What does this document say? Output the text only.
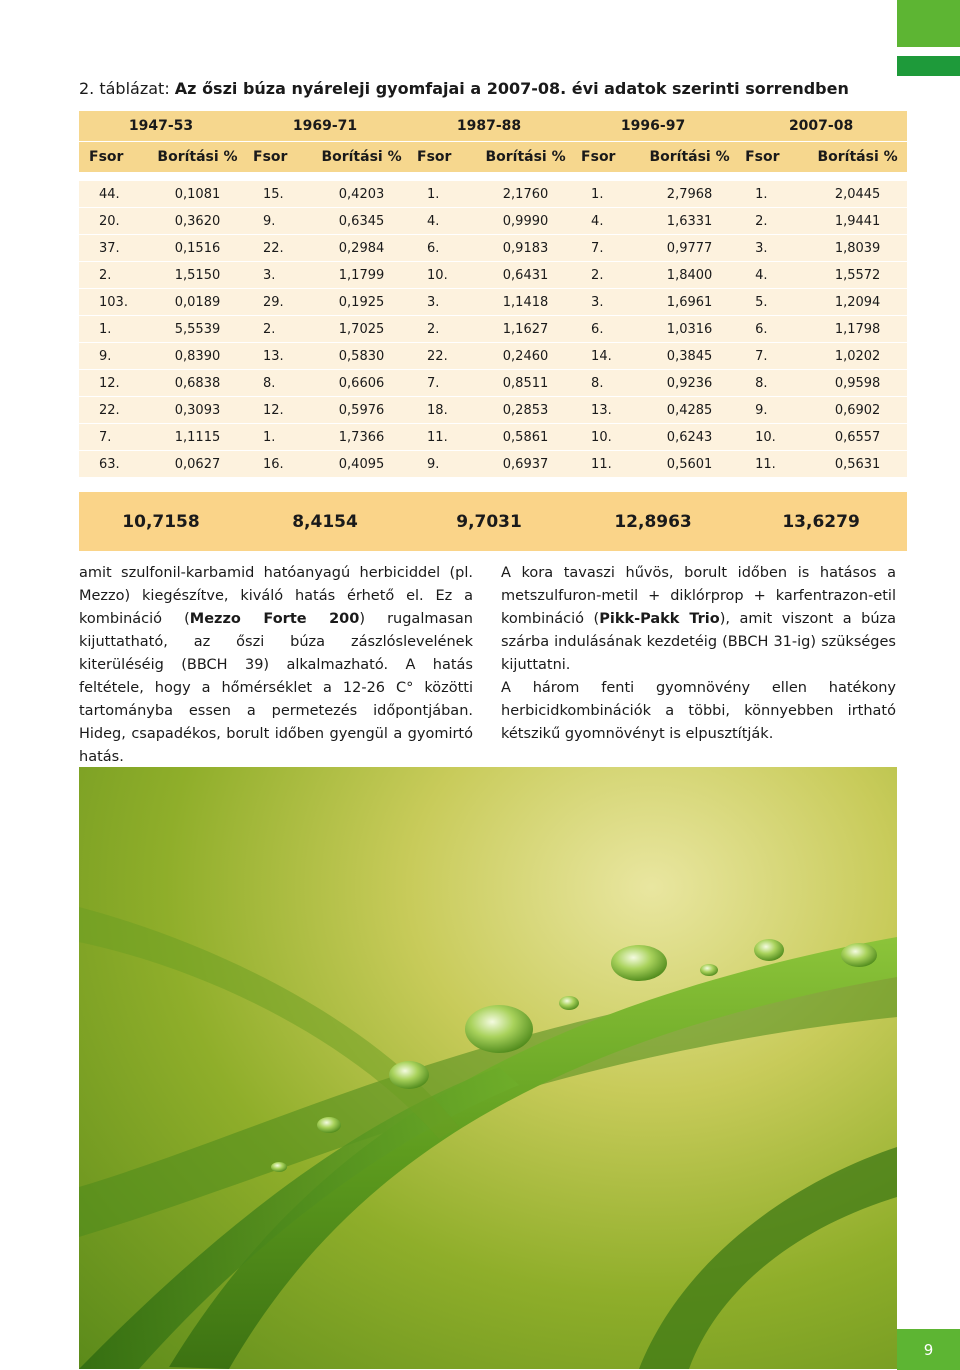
2. táblázat: Az őszi búza nyáreleji gyomfajai a 2007-08. évi adatok szerinti sorrendben
1947-53		1969-71		1987-88		1996-97		2007-08	
Fsor	Borítási %	Fsor	Borítási %	Fsor	Borítási %	Fsor	Borítási %	Fsor	Borítási %

44.	0,1081	15.	0,4203	1.	2,1760	1.	2,7968	1.	2,0445
20.	0,3620	9.	0,6345	4.	0,9990	4.	1,6331	2.	1,9441
37.	0,1516	22.	0,2984	6.	0,9183	7.	0,9777	3.	1,8039
2.	1,5150	3.	1,1799	10.	0,6431	2.	1,8400	4.	1,5572
103.	0,0189	29.	0,1925	3.	1,1418	3.	1,6961	5.	1,2094
1.	5,5539	2.	1,7025	2.	1,1627	6.	1,0316	6.	1,1798
9.	0,8390	13.	0,5830	22.	0,2460	14.	0,3845	7.	1,0202
12.	0,6838	8.	0,6606	7.	0,8511	8.	0,9236	8.	0,9598
22.	0,3093	12.	0,5976	18.	0,2853	13.	0,4285	9.	0,6902
7.	1,1115	1.	1,7366	11.	0,5861	10.	0,6243	10.	0,6557
63.	0,0627	16.	0,4095	9.	0,6937	11.	0,5601	11.	0,5631

10,7158		8,4154		9,7031		12,8963		13,6279	

amit szulfonil-karbamid hatóanyagú herbiciddel (pl. Mezzo) kiegészítve, kiváló hatás érhető el. Ez a kombináció (Mezzo Forte 200) rugalmasan kijuttatható, az őszi búza zászlóslevelének kiterüléséig (BBCH 39) alkalmazható. A hatás feltétele, hogy a hőmérséklet a 12-26 C° közötti tartományba essen a permetezés időpontjában. Hideg, csapadékos, borult időben gyengül a gyomirtó hatás.

A kora tavaszi hűvös, borult időben is hatásos a metszulfuron-metil + diklórprop + karfentrazon-etil kombináció (Pikk-Pakk Trio), amit viszont a búza szárba indulásának kezdetéig (BBCH 31-ig) szükséges kijuttatni.

A három fenti gyomnövény ellen hatékony herbicidkombinációk a többi, könnyebben irtható kétszikű gyomnövényt is elpusztítják.

9
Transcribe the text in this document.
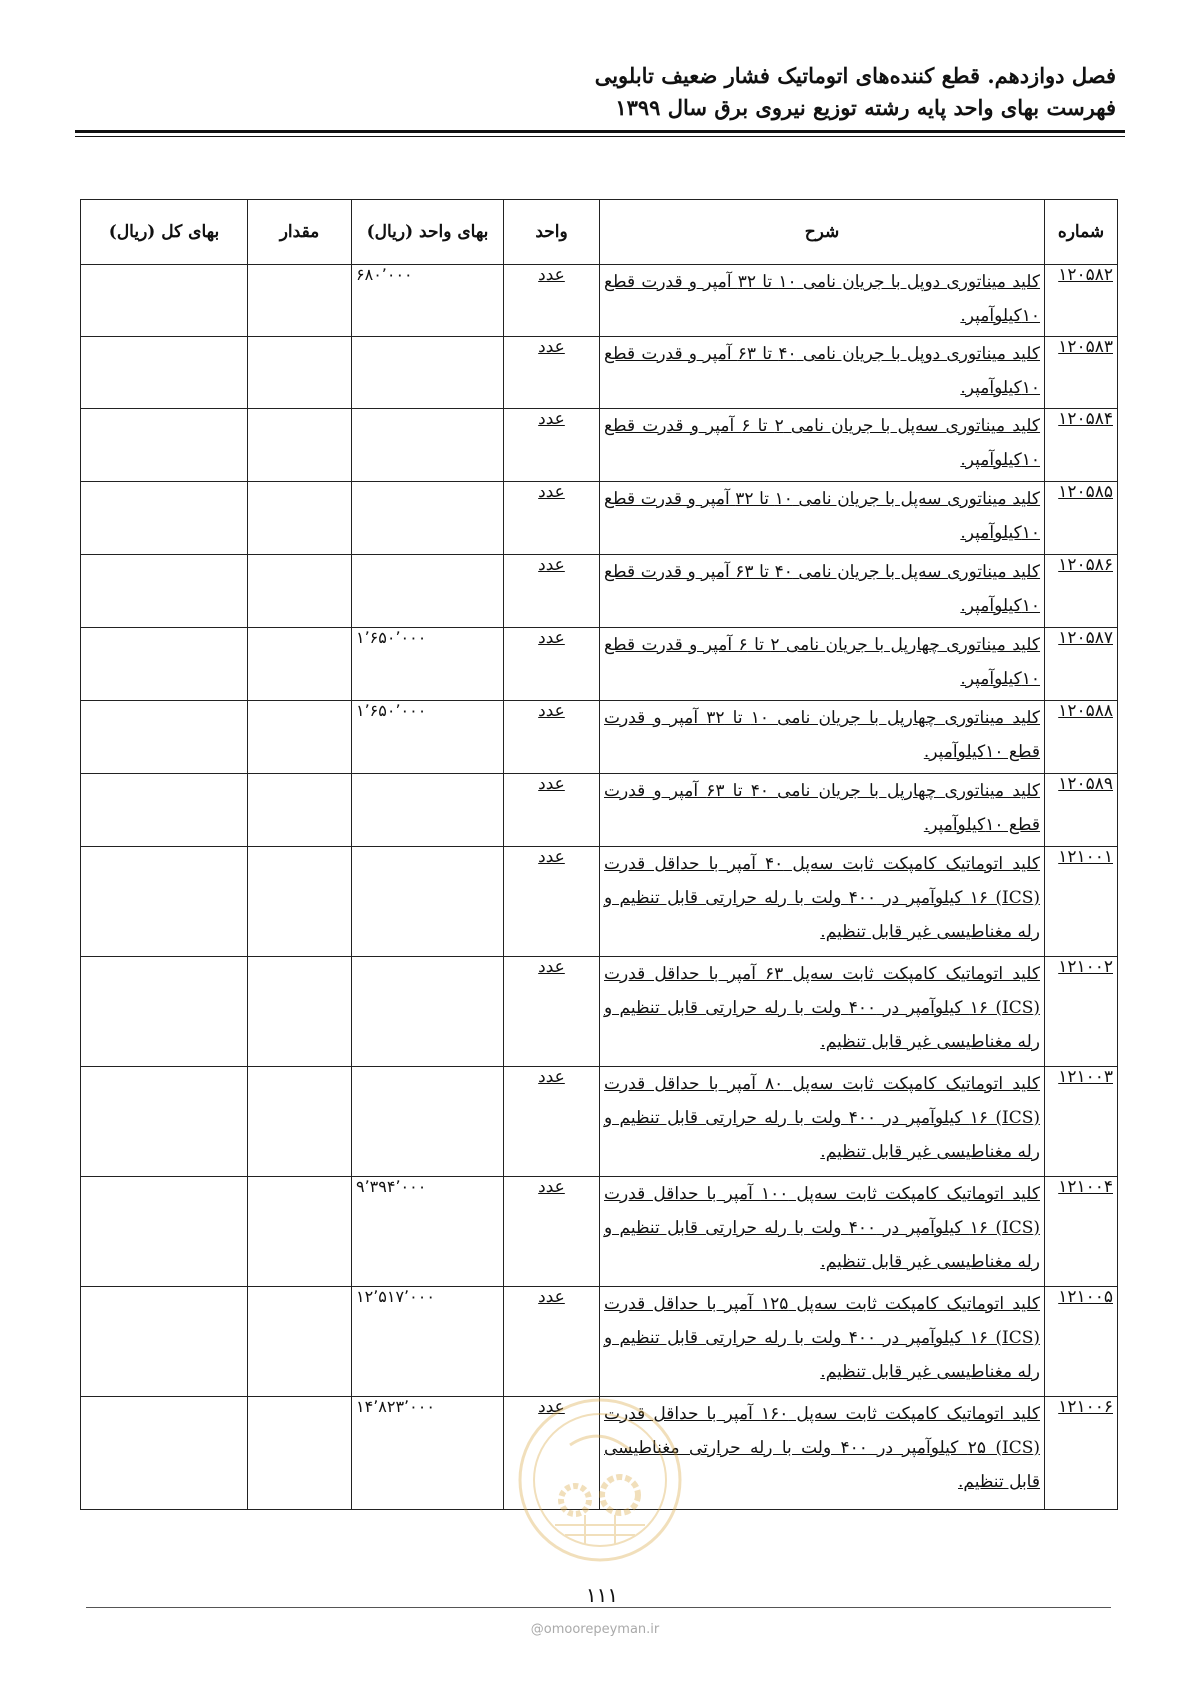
فصل دوازدهم. قطع کننده‌های اتوماتیک فشار ضعیف تابلویی
فهرست بهای واحد پایه رشته توزیع نیروی برق سال ۱۳۹۹
شماره	شرح	واحد	بهای واحد (ریال)	مقدار	بهای کل (ریال)
۱۲۰۵۸۲	کلید میناتوری دوپل با جریان نامی ۱۰ تا ۳۲ آمپر و قدرت قطع ۱۰کیلوآمپر.	عدد	۶۸۰٬۰۰۰		
۱۲۰۵۸۳	کلید میناتوری دوپل با جریان نامی ۴۰ تا ۶۳ آمپر و قدرت قطع ۱۰کیلوآمپر.	عدد			
۱۲۰۵۸۴	کلید میناتوری سه‌پل با جریان نامی ۲ تا ۶ آمپر و قدرت قطع ۱۰کیلوآمپر.	عدد			
۱۲۰۵۸۵	کلید میناتوری سه‌پل با جریان نامی ۱۰ تا ۳۲ آمپر و قدرت قطع ۱۰کیلوآمپر.	عدد			
۱۲۰۵۸۶	کلید میناتوری سه‌پل با جریان نامی ۴۰ تا ۶۳ آمپر و قدرت قطع ۱۰کیلوآمپر.	عدد			
۱۲۰۵۸۷	کلید میناتوری چهارپل با جریان نامی ۲ تا ۶ آمپر و قدرت قطع ۱۰کیلوآمپر.	عدد	۱٬۶۵۰٬۰۰۰		
۱۲۰۵۸۸	کلید میناتوری چهارپل با جریان نامی ۱۰ تا ۳۲ آمپر و قدرت قطع ۱۰کیلوآمپر.	عدد	۱٬۶۵۰٬۰۰۰		
۱۲۰۵۸۹	کلید میناتوری چهارپل با جریان نامی ۴۰ تا ۶۳ آمپر و قدرت قطع ۱۰کیلوآمپر.	عدد			
۱۲۱۰۰۱	کلید اتوماتیک کامپکت ثابت سه‌پل ۴۰ آمپر با حداقل قدرت (ICS) ۱۶ کیلوآمپر در ۴۰۰ ولت با رله حرارتی قابل تنظیم و رله مغناطیسی غیر قابل تنظیم.	عدد			
۱۲۱۰۰۲	کلید اتوماتیک کامپکت ثابت سه‌پل ۶۳ آمپر با حداقل قدرت (ICS) ۱۶ کیلوآمپر در ۴۰۰ ولت با رله حرارتی قابل تنظیم و رله مغناطیسی غیر قابل تنظیم.	عدد			
۱۲۱۰۰۳	کلید اتوماتیک کامپکت ثابت سه‌پل ۸۰ آمپر با حداقل قدرت (ICS) ۱۶ کیلوآمپر در ۴۰۰ ولت با رله حرارتی قابل تنظیم و رله مغناطیسی غیر قابل تنظیم.	عدد			
۱۲۱۰۰۴	کلید اتوماتیک کامپکت ثابت سه‌پل ۱۰۰ آمپر با حداقل قدرت (ICS) ۱۶ کیلوآمپر در ۴۰۰ ولت با رله حرارتی قابل تنظیم و رله مغناطیسی غیر قابل تنظیم.	عدد	۹٬۳۹۴٬۰۰۰		
۱۲۱۰۰۵	کلید اتوماتیک کامپکت ثابت سه‌پل ۱۲۵ آمپر با حداقل قدرت (ICS) ۱۶ کیلوآمپر در ۴۰۰ ولت با رله حرارتی قابل تنظیم و رله مغناطیسی غیر قابل تنظیم.	عدد	۱۲٬۵۱۷٬۰۰۰		
۱۲۱۰۰۶	کلید اتوماتیک کامپکت ثابت سه‌پل ۱۶۰ آمپر با حداقل قدرت (ICS) ۲۵ کیلوآمپر در ۴۰۰ ولت با رله حرارتی مغناطیسی قابل تنظیم.	عدد	۱۴٬۸۲۳٬۰۰۰		
۱۱۱
@omoorepeyman.ir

━━━

- [EXERCISE INSTRUCTIONS]
Copy all lines from the entries that contain the word "this".

- [WRITTEN RESPONSE]
What does this document say? Output the text only.
Transcribe the text in this document.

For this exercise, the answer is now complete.